Directions: Copy out the listing exactly.

Extracted data:
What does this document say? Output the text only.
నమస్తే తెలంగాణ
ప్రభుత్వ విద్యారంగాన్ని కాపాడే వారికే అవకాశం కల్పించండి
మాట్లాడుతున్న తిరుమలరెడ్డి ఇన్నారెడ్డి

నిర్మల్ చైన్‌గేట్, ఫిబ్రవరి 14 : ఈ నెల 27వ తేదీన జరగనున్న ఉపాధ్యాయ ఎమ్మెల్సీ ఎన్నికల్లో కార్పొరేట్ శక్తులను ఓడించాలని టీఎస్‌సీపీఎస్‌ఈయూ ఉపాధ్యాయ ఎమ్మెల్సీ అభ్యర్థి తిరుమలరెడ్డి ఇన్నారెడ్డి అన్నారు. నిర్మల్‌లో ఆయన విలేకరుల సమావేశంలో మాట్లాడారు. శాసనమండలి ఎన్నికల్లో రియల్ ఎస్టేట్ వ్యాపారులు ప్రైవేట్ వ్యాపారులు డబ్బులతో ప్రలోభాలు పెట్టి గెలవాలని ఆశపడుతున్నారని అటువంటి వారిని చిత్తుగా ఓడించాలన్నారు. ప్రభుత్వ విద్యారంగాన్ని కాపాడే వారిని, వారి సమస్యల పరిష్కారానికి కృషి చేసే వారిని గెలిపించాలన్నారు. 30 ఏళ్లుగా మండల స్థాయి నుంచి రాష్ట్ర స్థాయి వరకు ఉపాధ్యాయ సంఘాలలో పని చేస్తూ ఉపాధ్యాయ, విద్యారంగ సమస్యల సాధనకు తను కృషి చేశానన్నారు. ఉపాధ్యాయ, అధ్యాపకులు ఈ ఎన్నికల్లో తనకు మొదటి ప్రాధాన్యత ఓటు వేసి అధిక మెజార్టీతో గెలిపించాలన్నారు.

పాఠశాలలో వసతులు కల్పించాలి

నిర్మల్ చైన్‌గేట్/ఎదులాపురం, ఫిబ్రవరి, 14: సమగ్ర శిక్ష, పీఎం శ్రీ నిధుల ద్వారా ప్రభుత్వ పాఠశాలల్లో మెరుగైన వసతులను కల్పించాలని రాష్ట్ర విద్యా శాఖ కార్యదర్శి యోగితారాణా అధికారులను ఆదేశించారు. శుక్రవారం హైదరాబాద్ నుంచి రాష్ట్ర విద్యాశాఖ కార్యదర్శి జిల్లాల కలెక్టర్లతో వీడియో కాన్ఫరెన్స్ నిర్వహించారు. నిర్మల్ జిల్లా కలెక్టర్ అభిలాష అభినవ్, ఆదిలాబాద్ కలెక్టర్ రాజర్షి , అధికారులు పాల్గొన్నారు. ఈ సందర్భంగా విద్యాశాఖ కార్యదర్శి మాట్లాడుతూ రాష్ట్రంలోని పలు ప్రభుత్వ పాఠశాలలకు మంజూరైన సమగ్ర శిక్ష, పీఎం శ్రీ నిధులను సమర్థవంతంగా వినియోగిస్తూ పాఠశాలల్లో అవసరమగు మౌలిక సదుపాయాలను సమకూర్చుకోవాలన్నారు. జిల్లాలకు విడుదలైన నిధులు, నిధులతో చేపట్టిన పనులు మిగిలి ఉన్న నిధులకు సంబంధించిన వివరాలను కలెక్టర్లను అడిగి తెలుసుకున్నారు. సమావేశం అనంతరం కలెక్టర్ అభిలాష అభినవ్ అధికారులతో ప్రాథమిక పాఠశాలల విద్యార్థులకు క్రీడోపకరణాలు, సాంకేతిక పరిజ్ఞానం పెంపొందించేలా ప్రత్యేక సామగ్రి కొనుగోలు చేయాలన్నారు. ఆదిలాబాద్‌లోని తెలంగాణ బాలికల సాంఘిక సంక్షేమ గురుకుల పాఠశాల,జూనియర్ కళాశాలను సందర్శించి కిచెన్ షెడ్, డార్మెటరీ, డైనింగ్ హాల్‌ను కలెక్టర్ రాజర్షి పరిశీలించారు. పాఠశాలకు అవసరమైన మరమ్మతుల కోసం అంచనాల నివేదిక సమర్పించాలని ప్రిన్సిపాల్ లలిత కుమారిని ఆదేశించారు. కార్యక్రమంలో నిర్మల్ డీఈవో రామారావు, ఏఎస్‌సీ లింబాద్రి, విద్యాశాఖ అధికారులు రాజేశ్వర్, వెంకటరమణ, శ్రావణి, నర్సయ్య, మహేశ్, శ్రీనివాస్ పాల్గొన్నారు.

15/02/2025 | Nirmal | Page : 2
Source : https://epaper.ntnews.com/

Output of the task:
What does this document say? Output the text only.
నమస్తే తెలంగాణ
ప్రభుత్వ విద్యారంగాన్ని కాపాడే వారికే అవకాశం కల్పించండి
మాట్లాడుతున్న తిరుమలరెడ్డి ఇన్నారెడ్డి

నిర్మల్ చైన్‌గేట్, ఫిబ్రవరి 14 : ఈ నెల 27వ తేదీన జరగనున్న ఉపాధ్యాయ ఎమ్మెల్సీ ఎన్నికల్లో కార్పొరేట్ శక్తులను ఓడించాలని టీఎస్‌సీపీఎస్‌ఈయూ ఉపాధ్యాయ ఎమ్మెల్సీ అభ్యర్థి తిరుమలరెడ్డి ఇన్నారెడ్డి అన్నారు. నిర్మల్‌లో ఆయన విలేకరుల సమావేశంలో మాట్లాడారు. శాసనమండలి ఎన్నికల్లో రియల్ ఎస్టేట్ వ్యాపారులు ప్రైవేట్ వ్యాపారులు డబ్బులతో ప్రలోభాలు పెట్టి గెలవాలని ఆశపడుతున్నారని అటువంటి వారిని చిత్తుగా ఓడించాలన్నారు. ప్రభుత్వ విద్యారంగాన్ని కాపాడే వారిని, వారి సమస్యల పరిష్కారానికి కృషి చేసే వారిని గెలిపించాలన్నారు. 30 ఏళ్లుగా మండల స్థాయి నుంచి రాష్ట్ర స్థాయి వరకు ఉపాధ్యాయ సంఘాలలో పని చేస్తూ ఉపాధ్యాయ, విద్యారంగ సమస్యల సాధనకు తను కృషి చేశానన్నారు. ఉపాధ్యాయ, అధ్యాపకులు ఈ ఎన్నికల్లో తనకు మొదటి ప్రాధాన్యత ఓటు వేసి అధిక మెజార్టీతో గెలిపించాలన్నారు.

పాఠశాలలో వసతులు కల్పించాలి

నిర్మల్ చైన్‌గేట్/ఎదులాపురం, ఫిబ్రవరి, 14: సమగ్ర శిక్ష, పీఎం శ్రీ నిధుల ద్వారా ప్రభుత్వ పాఠశాలల్లో మెరుగైన వసతులను కల్పించాలని రాష్ట్ర విద్యా శాఖ కార్యదర్శి యోగితారాణా అధికారులను ఆదేశించారు. శుక్రవారం హైదరాబాద్ నుంచి రాష్ట్ర విద్యాశాఖ కార్యదర్శి జిల్లాల కలెక్టర్లతో వీడియో కాన్ఫరెన్స్ నిర్వహించారు. నిర్మల్ జిల్లా కలెక్టర్ అభిలాష అభినవ్, ఆదిలాబాద్ కలెక్టర్ రాజర్షి , అధికారులు పాల్గొన్నారు. ఈ సందర్భంగా విద్యాశాఖ కార్యదర్శి మాట్లాడుతూ రాష్ట్రంలోని పలు ప్రభుత్వ పాఠశాలలకు మంజూరైన సమగ్ర శిక్ష, పీఎం శ్రీ నిధులను సమర్థవంతంగా వినియోగిస్తూ పాఠశాలల్లో అవసరమగు మౌలిక సదుపాయాలను సమకూర్చుకోవాలన్నారు. జిల్లాలకు విడుదలైన నిధులు, నిధులతో చేపట్టిన పనులు మిగిలి ఉన్న నిధులకు సంబంధించిన వివరాలను కలెక్టర్లను అడిగి తెలుసుకున్నారు. సమావేశం అనంతరం కలెక్టర్ అభిలాష అభినవ్ అధికారులతో ప్రాథమిక పాఠశాలల విద్యార్థులకు క్రీడోపకరణాలు, సాంకేతిక పరిజ్ఞానం పెంపొందించేలా ప్రత్యేక సామగ్రి కొనుగోలు చేయాలన్నారు. ఆదిలాబాద్‌లోని తెలంగాణ బాలికల సాంఘిక సంక్షేమ గురుకుల పాఠశాల,జూనియర్ కళాశాలను సందర్శించి కిచెన్ షెడ్, డార్మెటరీ, డైనింగ్ హాల్‌ను కలెక్టర్ రాజర్షి పరిశీలించారు. పాఠశాలకు అవసరమైన మరమ్మతుల కోసం అంచనాల నివేదిక సమర్పించాలని ప్రిన్సిపాల్ లలిత కుమారిని ఆదేశించారు. కార్యక్రమంలో నిర్మల్ డీఈవో రామారావు, ఏఎస్‌సీ లింబాద్రి, విద్యాశాఖ అధికారులు రాజేశ్వర్, వెంకటరమణ, శ్రావణి, నర్సయ్య, మహేశ్, శ్రీనివాస్ పాల్గొన్నారు.

15/02/2025 | Nirmal | Page : 2
Source : https://epaper.ntnews.com/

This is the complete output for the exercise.